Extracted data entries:
—————

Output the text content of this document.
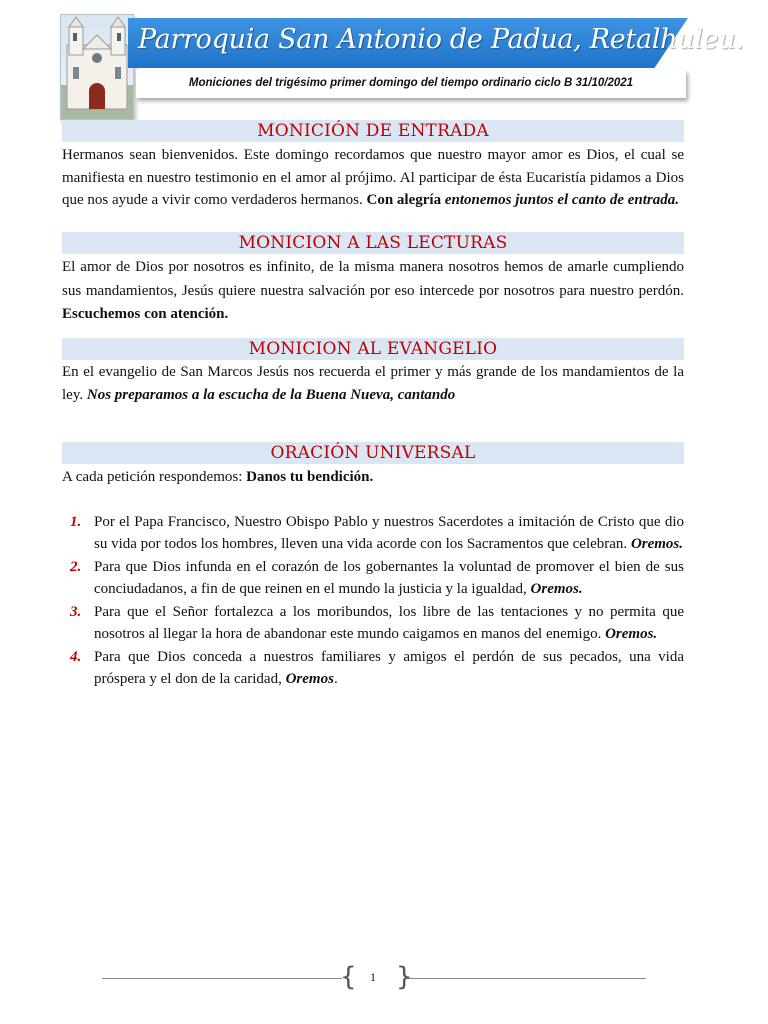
Parroquia San Antonio de Padua, Retalhuleu.
Moniciones del trigésimo primer domingo del tiempo ordinario ciclo B 31/10/2021
MONICIÓN DE ENTRADA
Hermanos sean bienvenidos. Este domingo recordamos que nuestro mayor amor es Dios, el cual se manifiesta en nuestro testimonio en el amor al prójimo. Al participar de ésta Eucaristía pidamos a Dios que nos ayude a vivir como verdaderos hermanos. Con alegría entonemos juntos el canto de entrada.
MONICION A LAS LECTURAS
El amor de Dios por nosotros es infinito, de la misma manera nosotros hemos de amarle cumpliendo sus mandamientos, Jesús quiere nuestra salvación por eso intercede por nosotros para nuestro perdón. Escuchemos con atención.
MONICION AL EVANGELIO
En el evangelio de San Marcos Jesús nos recuerda el primer y más grande de los mandamientos de la ley. Nos preparamos a la escucha de la Buena Nueva, cantando
ORACIÓN UNIVERSAL
A cada petición respondemos: Danos tu bendición.
1. Por el Papa Francisco, Nuestro Obispo Pablo y nuestros Sacerdotes a imitación de Cristo que dio su vida por todos los hombres, lleven una vida acorde con los Sacramentos que celebran. Oremos.
2. Para que Dios infunda en el corazón de los gobernantes la voluntad de promover el bien de sus conciudadanos, a fin de que reinen en el mundo la justicia y la igualdad, Oremos.
3. Para que el Señor fortalezca a los moribundos, los libre de las tentaciones y no permita que nosotros al llegar la hora de abandonar este mundo caigamos en manos del enemigo. Oremos.
4. Para que Dios conceda a nuestros familiares y amigos el perdón de sus pecados, una vida próspera y el don de la caridad, Oremos.
{ }
1
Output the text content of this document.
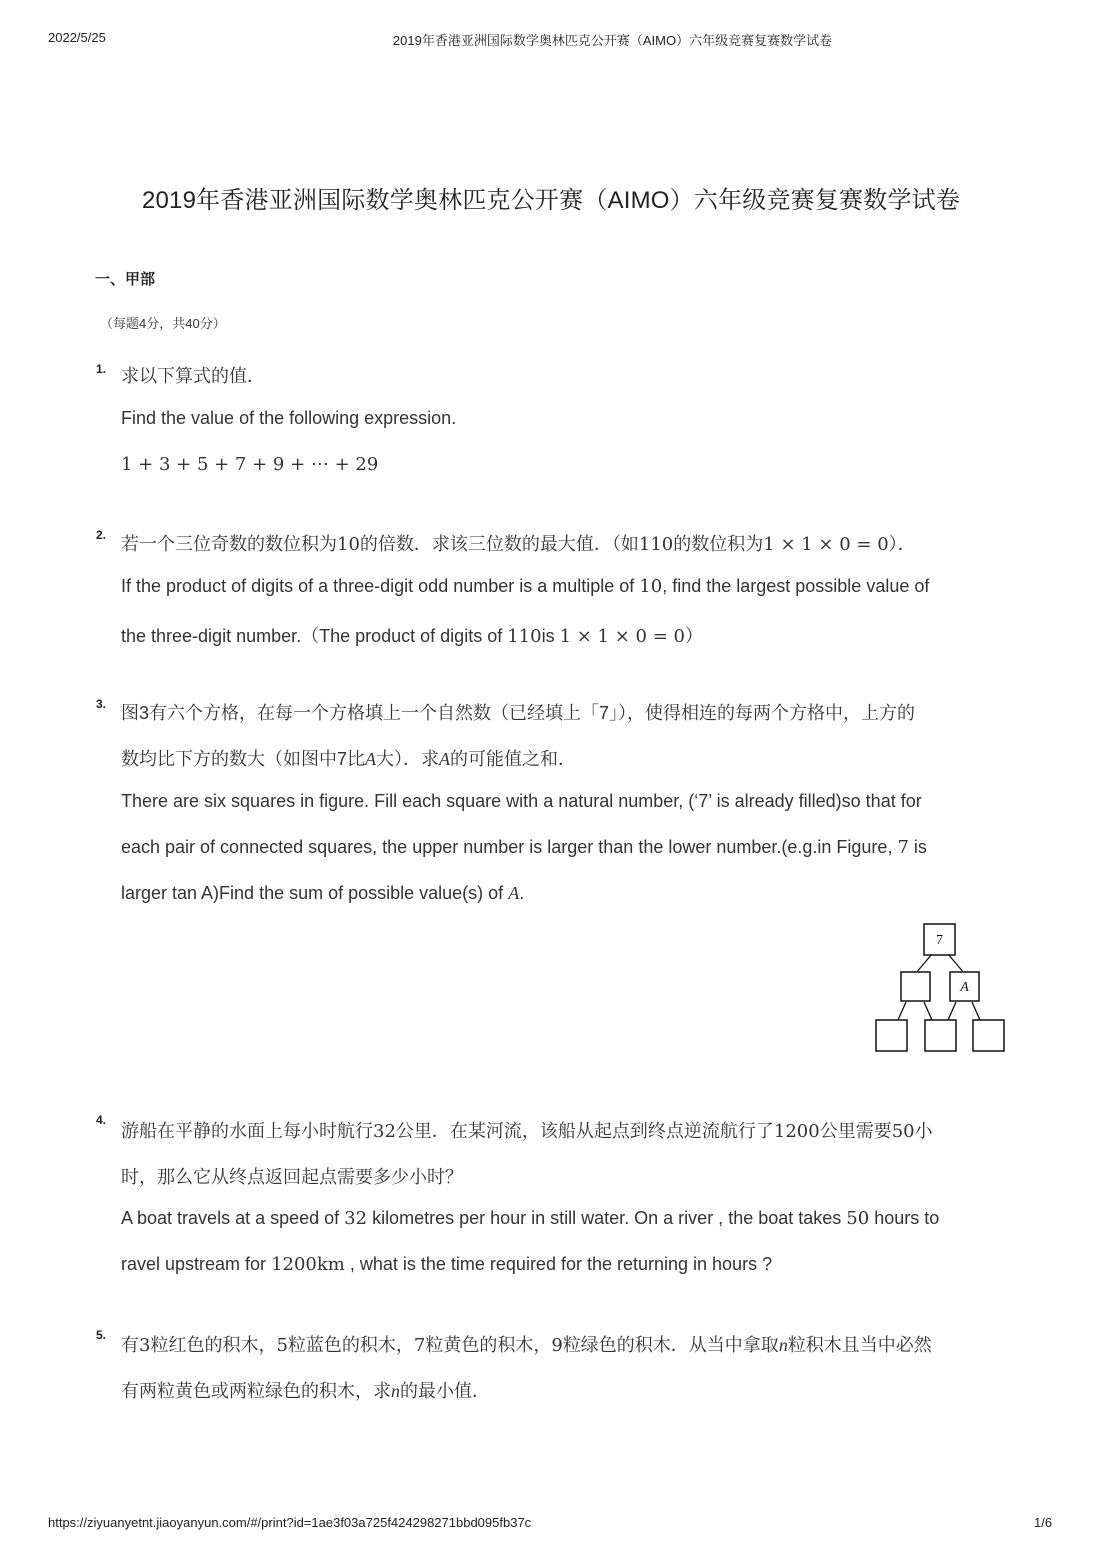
2022/5/25	2019年香港亚洲国际数学奥林匹克公开赛（AIMO）六年级竞赛复赛数学试卷
2019年香港亚洲国际数学奥林匹克公开赛（AIMO）六年级竞赛复赛数学试卷
一、甲部
（每题4分，共40分）
1. 求以下算式的值．
Find the value of the following expression.
1 + 3 + 5 + 7 + 9 + ⋯ + 29
2. 若一个三位奇数的数位积为10的倍数．求该三位数的最大值．（如110的数位积为1 × 1 × 0 = 0）．
If the product of digits of a three-digit odd number is a multiple of 10, find the largest possible value of
the three-digit number.（The product of digits of 110is 1 × 1 × 0 = 0）
3. 图3有六个方格，在每一个方格填上一个自然数（已经填上「7」），使得相连的每两个方格中，上方的
数均比下方的数大（如图中7比A大）．求A的可能值之和．
There are six squares in figure. Fill each square with a natural number, (‘7’ is already filled)so that for
each pair of connected squares, the upper number is larger than the lower number.(e.g.in Figure, 7 is
larger tan A)Find the sum of possible value(s) of A.
7
A
4.
游船在平静的水面上每小时航行32公里．在某河流，该船从起点到终点逆流航行了1200公里需要50小
时，那么它从终点返回起点需要多少小时？
A boat travels at a speed of 32 kilometres per hour in still water. On a river , the boat takes 50 hours to
ravel upstream for 1200km , what is the time required for the returning in hours ?
5. 有3粒红色的积木，5粒蓝色的积木，7粒黄色的积木，9粒绿色的积木．从当中拿取n粒积木且当中必然
有两粒黄色或两粒绿色的积木，求n的最小值．
https://ziyuanyetnt.jiaoyanyun.com/#/print?id=1ae3f03a725f424298271bbd095fb37c	1/6
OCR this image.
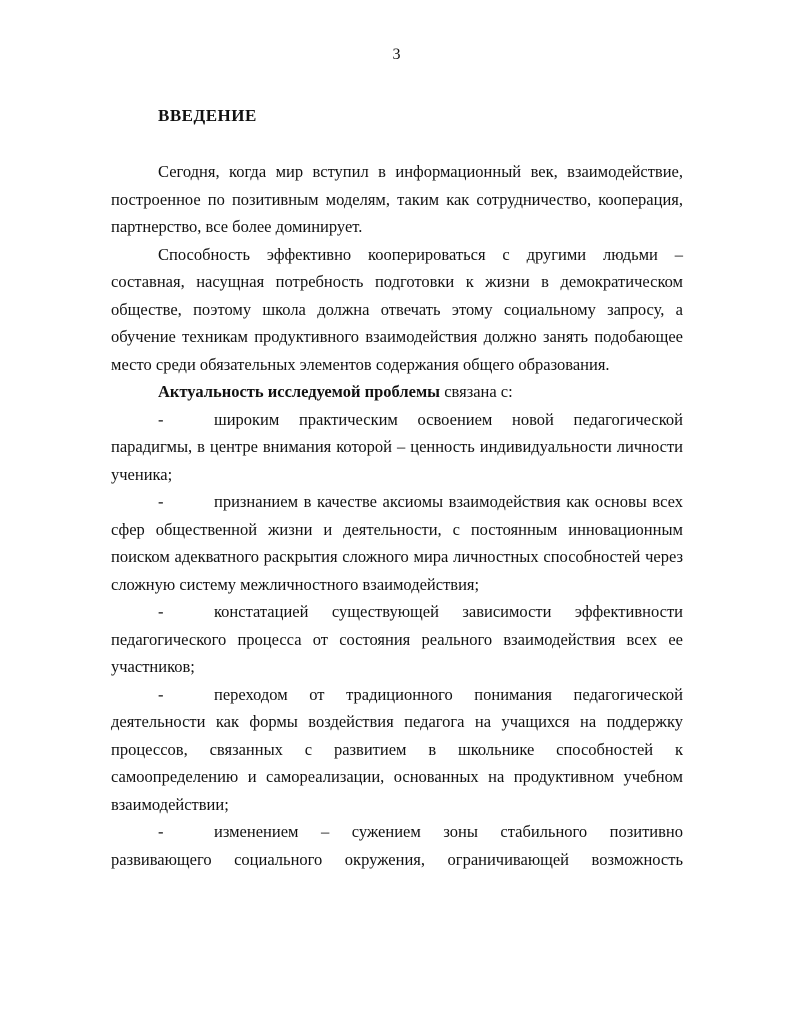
3
ВВЕДЕНИЕ

Сегодня, когда мир вступил в информационный век, взаимодействие, построенное по позитивным моделям, таким как сотрудничество, кооперация, партнерство, все более доминирует.

Способность эффективно кооперироваться с другими людьми – составная, насущная потребность подготовки к жизни в демократическом обществе, поэтому школа должна отвечать этому социальному запросу, а обучение техникам продуктивного взаимодействия должно занять подобающее место среди обязательных элементов содержания общего образования.

Актуальность исследуемой проблемы связана с:

-	широким практическим освоением новой педагогической парадигмы, в центре внимания которой – ценность индивидуальности личности ученика;

-	признанием в качестве аксиомы взаимодействия как основы всех сфер общественной жизни и деятельности, с постоянным инновационным поиском адекватного раскрытия сложного мира личностных способностей через сложную систему межличностного взаимодействия;

-	констатацией существующей зависимости эффективности педагогического процесса от состояния реального взаимодействия всех ее участников;

-	переходом от традиционного понимания педагогической деятельности как формы воздействия педагога на учащихся на поддержку процессов, связанных с развитием в школьнике способностей к самоопределению и самореализации, основанных на продуктивном учебном взаимодействии;

-	изменением – сужением зоны стабильного позитивно развивающего социального окружения, ограничивающей возможность
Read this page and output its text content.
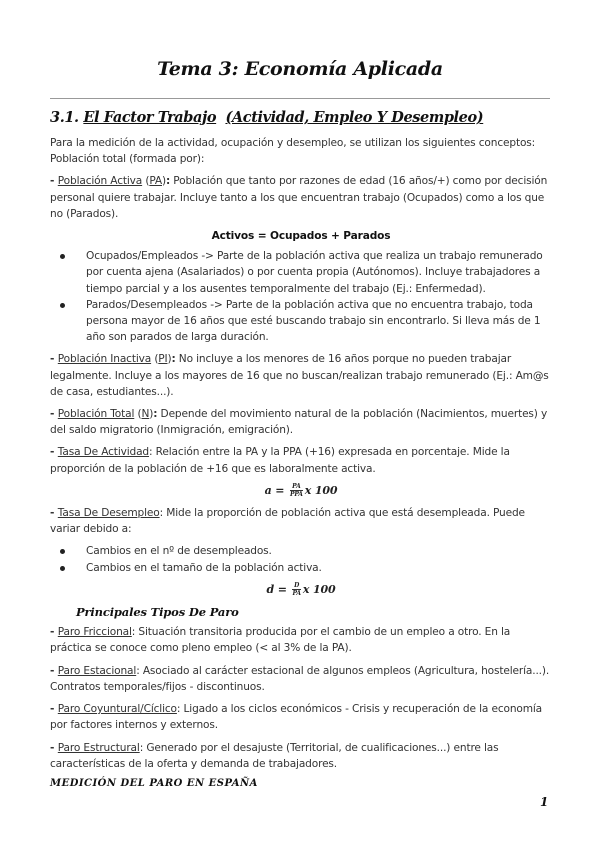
Tema 3: Economía Aplicada
3.1. El Factor Trabajo (Actividad, Empleo Y Desempleo)

Para la medición de la actividad, ocupación y desempleo, se utilizan los siguientes conceptos: Población total (formada por):

- Población Activa (PA): Población que tanto por razones de edad (16 años/+) como por decisión personal quiere trabajar. Incluye tanto a los que encuentran trabajo (Ocupados) como a los que no (Parados).

Activos = Ocupados + Parados

Ocupados/Empleados -> Parte de la población activa que realiza un trabajo remunerado por cuenta ajena (Asalariados) o por cuenta propia (Autónomos). Incluye trabajadores a tiempo parcial y a los ausentes temporalmente del trabajo (Ej.: Enfermedad).
Parados/Desempleados -> Parte de la población activa que no encuentra trabajo, toda persona mayor de 16 años que esté buscando trabajo sin encontrarlo. Si lleva más de 1 año son parados de larga duración.

- Población Inactiva (PI): No incluye a los menores de 16 años porque no pueden trabajar legalmente. Incluye a los mayores de 16 que no buscan/realizan trabajo remunerado (Ej.: Am@s de casa, estudiantes...).

- Población Total (N): Depende del movimiento natural de la población (Nacimientos, muertes) y del saldo migratorio (Inmigración, emigración).

- Tasa De Actividad: Relación entre la PA y la PPA (+16) expresada en porcentaje. Mide la proporción de la población de +16 que es laboralmente activa.

$a = \frac{PA}{\text{PPA}}$ x 100

- Tasa De Desempleo: Mide la proporción de población activa que está desempleada. Puede variar debido a:

Cambios en el nº de desempleados.
Cambios en el tamaño de la población activa.
$d = \frac{D}{PA}$ x 100
Principales Tipos De Paro

- Paro Friccional: Situación transitoria producida por el cambio de un empleo a otro. En la práctica se conoce como pleno empleo (< al 3% de la PA).

- Paro Estacional: Asociado al carácter estacional de algunos empleos (Agricultura, hostelería...). Contratos temporales/fijos - discontinuos.

- Paro Coyuntural/Cíclico: Ligado a los ciclos económicos - Crisis y recuperación de la economía por factores internos y externos.

- Paro Estructural: Generado por el desajuste (Territorial, de cualificaciones...) entre las características de la oferta y demanda de trabajadores.

MEDICIÓN DEL PARO EN ESPAÑA
1
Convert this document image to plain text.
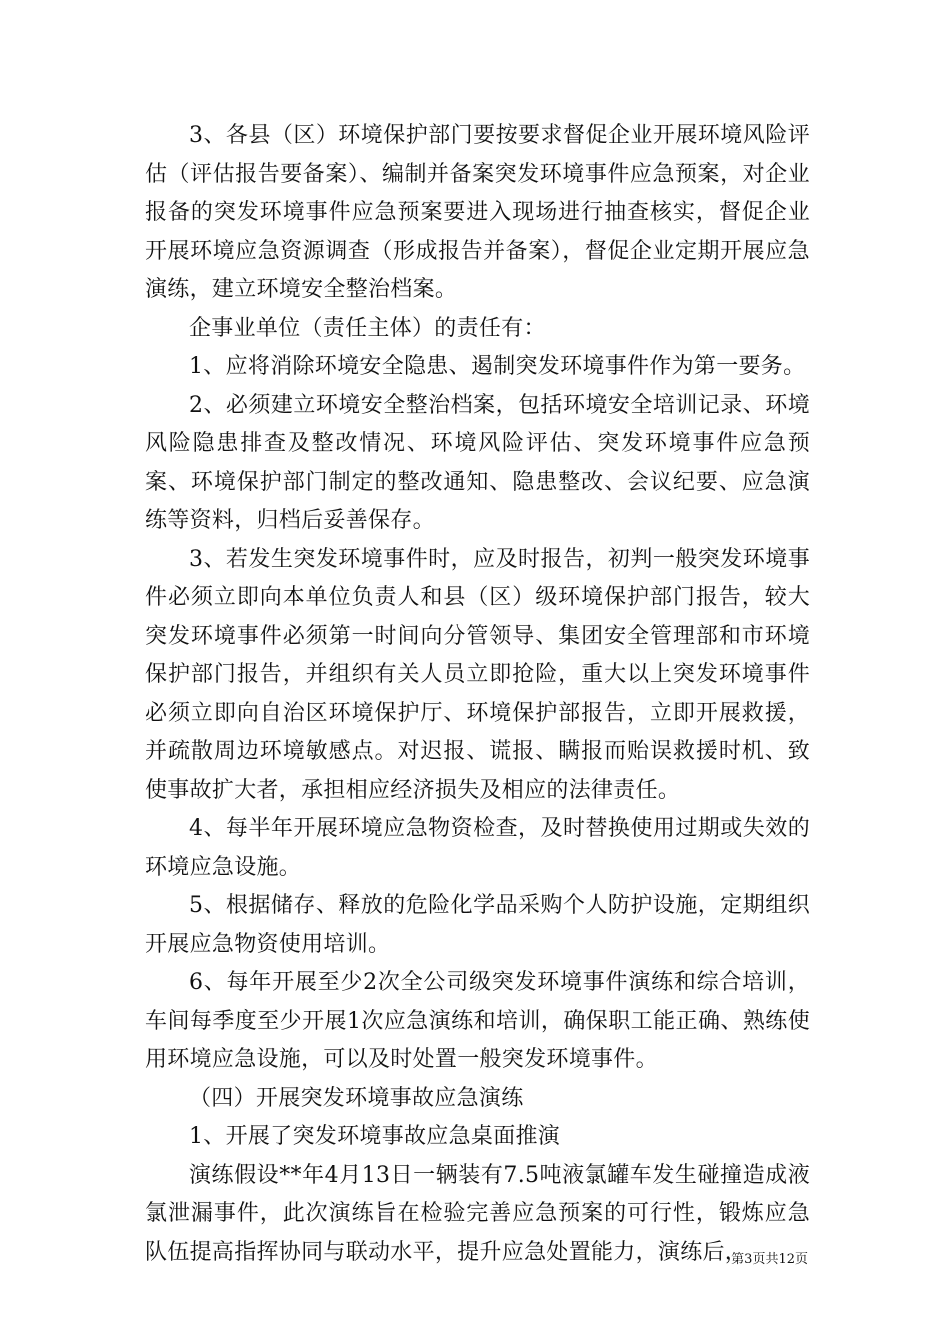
3、各县（区）环境保护部门要按要求督促企业开展环境风险评估（评估报告要备案）、编制并备案突发环境事件应急预案，对企业报备的突发环境事件应急预案要进入现场进行抽查核实，督促企业开展环境应急资源调查（形成报告并备案），督促企业定期开展应急演练，建立环境安全整治档案。

企事业单位（责任主体）的责任有：

1、应将消除环境安全隐患、遏制突发环境事件作为第一要务。

2、必须建立环境安全整治档案，包括环境安全培训记录、环境风险隐患排查及整改情况、环境风险评估、突发环境事件应急预案、环境保护部门制定的整改通知、隐患整改、会议纪要、应急演练等资料，归档后妥善保存。

3、若发生突发环境事件时，应及时报告，初判一般突发环境事件必须立即向本单位负责人和县（区）级环境保护部门报告，较大突发环境事件必须第一时间向分管领导、集团安全管理部和市环境保护部门报告，并组织有关人员立即抢险，重大以上突发环境事件必须立即向自治区环境保护厅、环境保护部报告，立即开展救援，并疏散周边环境敏感点。对迟报、谎报、瞒报而贻误救援时机、致使事故扩大者，承担相应经济损失及相应的法律责任。

4、每半年开展环境应急物资检查，及时替换使用过期或失效的环境应急设施。

5、根据储存、释放的危险化学品采购个人防护设施，定期组织开展应急物资使用培训。

6、每年开展至少2次全公司级突发环境事件演练和综合培训，车间每季度至少开展1次应急演练和培训，确保职工能正确、熟练使用环境应急设施，可以及时处置一般突发环境事件。

（四）开展突发环境事故应急演练

1、开展了突发环境事故应急桌面推演

演练假设**年4月13日一辆装有7.5吨液氯罐车发生碰撞造成液氯泄漏事件，此次演练旨在检验完善应急预案的可行性，锻炼应急队伍提高指挥协同与联动水平，提升应急处置能力，演练后，

第3页共12页
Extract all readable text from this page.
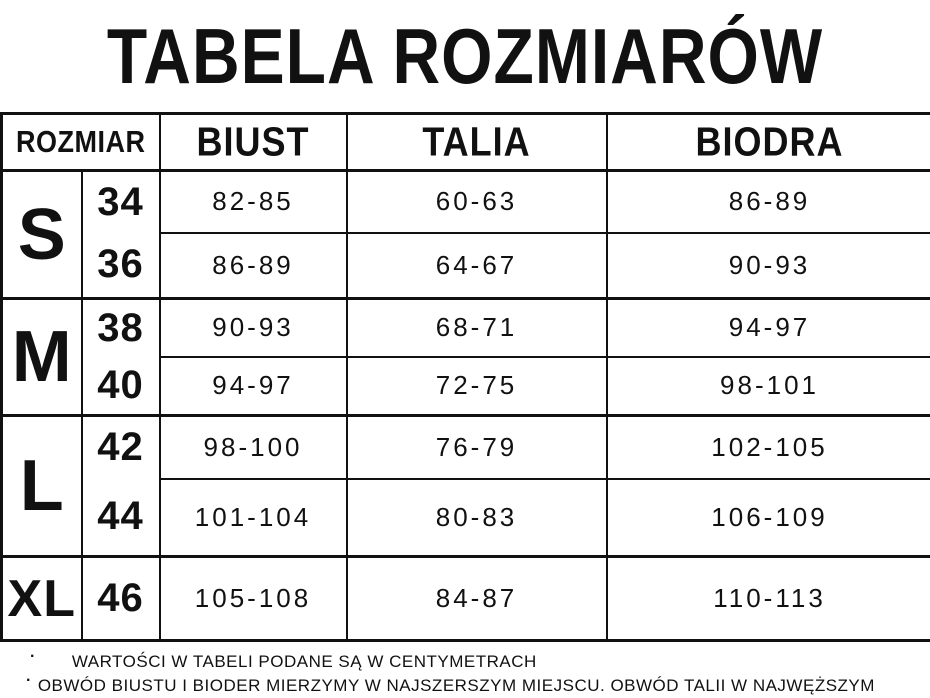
TABELA ROZMIARÓW
ROZMIAR		BIUST	TALIA	BIODRA
S	34	82-85	60-63	86-89
	36	86-89	64-67	90-93
M	38	90-93	68-71	94-97
	40	94-97	72-75	98-101
L	42	98-100	76-79	102-105
	44	101-104	80-83	106-109
XL	46	105-108	84-87	110-113
· WARTOŚCI W TABELI PODANE SĄ W CENTYMETRACH
· OBWÓD BIUSTU I BIODER MIERZYMY W NAJSZERSZYM MIEJSCU. OBWÓD TALII W NAJWĘŻSZYM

—————

_Set problem_: Look for the line that contains "Convert this document image to plain text.", then please copy it and the rest of the lines through the end of the data, pictures excluded.

_Exercise result_:
Convert this document image to plain text.
3、各县（区）环境保护部门要按要求督促企业开展环境风险评估（评估报告要备案）、编制并备案突发环境事件应急预案，对企业报备的突发环境事件应急预案要进入现场进行抽查核实，督促企业开展环境应急资源调查（形成报告并备案），督促企业定期开展应急演练，建立环境安全整治档案。

企事业单位（责任主体）的责任有：

1、应将消除环境安全隐患、遏制突发环境事件作为第一要务。

2、必须建立环境安全整治档案，包括环境安全培训记录、环境风险隐患排查及整改情况、环境风险评估、突发环境事件应急预案、环境保护部门制定的整改通知、隐患整改、会议纪要、应急演练等资料，归档后妥善保存。

3、若发生突发环境事件时，应及时报告，初判一般突发环境事件必须立即向本单位负责人和县（区）级环境保护部门报告，较大突发环境事件必须第一时间向分管领导、集团安全管理部和市环境保护部门报告，并组织有关人员立即抢险，重大以上突发环境事件必须立即向自治区环境保护厅、环境保护部报告，立即开展救援，并疏散周边环境敏感点。对迟报、谎报、瞒报而贻误救援时机、致使事故扩大者，承担相应经济损失及相应的法律责任。

4、每半年开展环境应急物资检查，及时替换使用过期或失效的环境应急设施。

5、根据储存、释放的危险化学品采购个人防护设施，定期组织开展应急物资使用培训。

6、每年开展至少2次全公司级突发环境事件演练和综合培训，车间每季度至少开展1次应急演练和培训，确保职工能正确、熟练使用环境应急设施，可以及时处置一般突发环境事件。

（四）开展突发环境事故应急演练

1、开展了突发环境事故应急桌面推演

演练假设**年4月13日一辆装有7.5吨液氯罐车发生碰撞造成液氯泄漏事件，此次演练旨在检验完善应急预案的可行性，锻炼应急队伍提高指挥协同与联动水平，提升应急处置能力，演练后，

第3页共12页
Extract all readable text from this page.
TABELA ROZMIARÓW
ROZMIAR		BIUST	TALIA	BIODRA
S	34	82-85	60-63	86-89
	36	86-89	64-67	90-93
M	38	90-93	68-71	94-97
	40	94-97	72-75	98-101
L	42	98-100	76-79	102-105
	44	101-104	80-83	106-109
XL	46	105-108	84-87	110-113
· WARTOŚCI W TABELI PODANE SĄ W CENTYMETRACH
· OBWÓD BIUSTU I BIODER MIERZYMY W NAJSZERSZYM MIEJSCU. OBWÓD TALII W NAJWĘŻSZYM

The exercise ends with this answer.